▶ **To be done**:
Only the lines from the one containing "What data populates" through the last line below should be written out, exactly and with both ends kept.

▶ **Provided material**:
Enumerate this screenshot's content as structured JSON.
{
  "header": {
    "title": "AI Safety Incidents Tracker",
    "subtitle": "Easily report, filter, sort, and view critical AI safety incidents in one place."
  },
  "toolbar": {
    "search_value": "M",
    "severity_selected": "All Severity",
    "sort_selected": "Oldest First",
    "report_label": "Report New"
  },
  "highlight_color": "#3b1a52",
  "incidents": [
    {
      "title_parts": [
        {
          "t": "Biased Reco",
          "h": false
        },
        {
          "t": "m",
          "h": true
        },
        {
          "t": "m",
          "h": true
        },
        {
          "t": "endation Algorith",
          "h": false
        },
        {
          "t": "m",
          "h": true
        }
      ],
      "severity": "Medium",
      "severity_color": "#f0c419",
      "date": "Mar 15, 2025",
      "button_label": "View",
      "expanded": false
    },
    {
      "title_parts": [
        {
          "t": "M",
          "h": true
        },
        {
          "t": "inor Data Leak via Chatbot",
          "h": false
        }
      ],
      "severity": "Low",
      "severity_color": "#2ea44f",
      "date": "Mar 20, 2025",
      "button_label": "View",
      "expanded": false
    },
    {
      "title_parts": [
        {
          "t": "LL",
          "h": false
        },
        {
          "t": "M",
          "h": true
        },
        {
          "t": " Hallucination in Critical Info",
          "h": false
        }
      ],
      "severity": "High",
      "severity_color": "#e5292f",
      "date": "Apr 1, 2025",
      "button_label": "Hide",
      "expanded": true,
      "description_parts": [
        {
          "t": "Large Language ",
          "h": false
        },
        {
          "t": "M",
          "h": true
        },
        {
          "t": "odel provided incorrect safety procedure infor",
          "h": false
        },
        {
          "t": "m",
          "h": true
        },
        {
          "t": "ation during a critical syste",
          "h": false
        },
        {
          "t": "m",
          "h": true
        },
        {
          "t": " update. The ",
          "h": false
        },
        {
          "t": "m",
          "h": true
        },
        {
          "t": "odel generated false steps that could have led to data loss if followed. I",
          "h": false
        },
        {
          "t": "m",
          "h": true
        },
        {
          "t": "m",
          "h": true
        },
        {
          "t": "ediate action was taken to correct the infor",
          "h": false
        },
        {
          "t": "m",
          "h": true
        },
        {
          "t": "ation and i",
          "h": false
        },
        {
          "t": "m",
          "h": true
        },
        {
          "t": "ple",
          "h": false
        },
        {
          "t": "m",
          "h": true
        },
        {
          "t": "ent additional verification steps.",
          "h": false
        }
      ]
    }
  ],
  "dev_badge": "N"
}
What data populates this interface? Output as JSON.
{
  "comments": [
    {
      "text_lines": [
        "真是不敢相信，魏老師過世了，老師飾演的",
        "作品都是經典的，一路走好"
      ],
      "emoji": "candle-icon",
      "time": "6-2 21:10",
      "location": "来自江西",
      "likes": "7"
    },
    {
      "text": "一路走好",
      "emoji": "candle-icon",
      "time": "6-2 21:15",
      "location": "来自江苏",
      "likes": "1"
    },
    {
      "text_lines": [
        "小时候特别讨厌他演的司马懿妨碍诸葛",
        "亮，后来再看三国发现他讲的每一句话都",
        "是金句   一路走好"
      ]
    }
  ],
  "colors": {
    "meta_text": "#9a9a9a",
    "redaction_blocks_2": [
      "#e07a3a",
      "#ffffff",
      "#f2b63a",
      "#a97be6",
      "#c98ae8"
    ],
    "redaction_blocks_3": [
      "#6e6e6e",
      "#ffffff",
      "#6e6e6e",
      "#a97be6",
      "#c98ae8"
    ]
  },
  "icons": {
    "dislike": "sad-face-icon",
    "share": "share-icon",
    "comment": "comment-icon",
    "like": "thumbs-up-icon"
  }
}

▶ **Exercise response**:
What data populates this interface? Output as JSON.
{
  "comments": [
    {
      "text_lines": [
        "真是不敢相信，魏老師過世了，老師飾演的",
        "作品都是經典的，一路走好"
      ],
      "emoji": "candle-icon",
      "time": "6-2 21:10",
      "location": "来自江西",
      "likes": "7"
    },
    {
      "text": "一路走好",
      "emoji": "candle-icon",
      "time": "6-2 21:15",
      "location": "来自江苏",
      "likes": "1"
    },
    {
      "text_lines": [
        "小时候特别讨厌他演的司马懿妨碍诸葛",
        "亮，后来再看三国发现他讲的每一句话都",
        "是金句   一路走好"
      ]
    }
  ],
  "colors": {
    "meta_text": "#9a9a9a",
    "redaction_blocks_2": [
      "#e07a3a",
      "#ffffff",
      "#f2b63a",
      "#a97be6",
      "#c98ae8"
    ],
    "redaction_blocks_3": [
      "#6e6e6e",
      "#ffffff",
      "#6e6e6e",
      "#a97be6",
      "#c98ae8"
    ]
  },
  "icons": {
    "dislike": "sad-face-icon",
    "share": "share-icon",
    "comment": "comment-icon",
    "like": "thumbs-up-icon"
  }
}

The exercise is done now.